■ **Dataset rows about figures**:
-*-

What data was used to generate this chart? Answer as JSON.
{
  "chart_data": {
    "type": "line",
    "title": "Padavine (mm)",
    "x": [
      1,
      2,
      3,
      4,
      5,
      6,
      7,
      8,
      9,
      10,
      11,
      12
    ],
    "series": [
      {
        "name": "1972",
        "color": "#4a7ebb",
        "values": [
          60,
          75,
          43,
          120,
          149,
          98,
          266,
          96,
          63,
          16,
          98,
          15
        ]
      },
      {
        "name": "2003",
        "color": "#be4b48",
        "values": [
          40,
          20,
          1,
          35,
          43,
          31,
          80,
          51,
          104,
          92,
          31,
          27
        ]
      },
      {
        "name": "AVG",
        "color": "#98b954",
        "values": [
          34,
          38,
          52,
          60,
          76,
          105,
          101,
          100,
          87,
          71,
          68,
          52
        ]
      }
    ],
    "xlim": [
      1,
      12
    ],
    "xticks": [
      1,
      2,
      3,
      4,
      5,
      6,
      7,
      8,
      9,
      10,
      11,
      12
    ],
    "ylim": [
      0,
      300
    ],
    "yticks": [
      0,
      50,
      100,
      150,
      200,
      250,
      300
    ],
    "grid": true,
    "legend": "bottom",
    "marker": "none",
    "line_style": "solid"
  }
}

-*-

Take the lines above and print them exactly.

What data was used to generate this chart? Answer as JSON.
{
  "chart_data": {
    "type": "line",
    "title": "Padavine (mm)",
    "x": [
      1,
      2,
      3,
      4,
      5,
      6,
      7,
      8,
      9,
      10,
      11,
      12
    ],
    "series": [
      {
        "name": "1972",
        "color": "#4a7ebb",
        "values": [
          60,
          75,
          43,
          120,
          149,
          98,
          266,
          96,
          63,
          16,
          98,
          15
        ]
      },
      {
        "name": "2003",
        "color": "#be4b48",
        "values": [
          40,
          20,
          1,
          35,
          43,
          31,
          80,
          51,
          104,
          92,
          31,
          27
        ]
      },
      {
        "name": "AVG",
        "color": "#98b954",
        "values": [
          34,
          38,
          52,
          60,
          76,
          105,
          101,
          100,
          87,
          71,
          68,
          52
        ]
      }
    ],
    "xlim": [
      1,
      12
    ],
    "xticks": [
      1,
      2,
      3,
      4,
      5,
      6,
      7,
      8,
      9,
      10,
      11,
      12
    ],
    "ylim": [
      0,
      300
    ],
    "yticks": [
      0,
      50,
      100,
      150,
      200,
      250,
      300
    ],
    "grid": true,
    "legend": "bottom",
    "marker": "none",
    "line_style": "solid"
  }
}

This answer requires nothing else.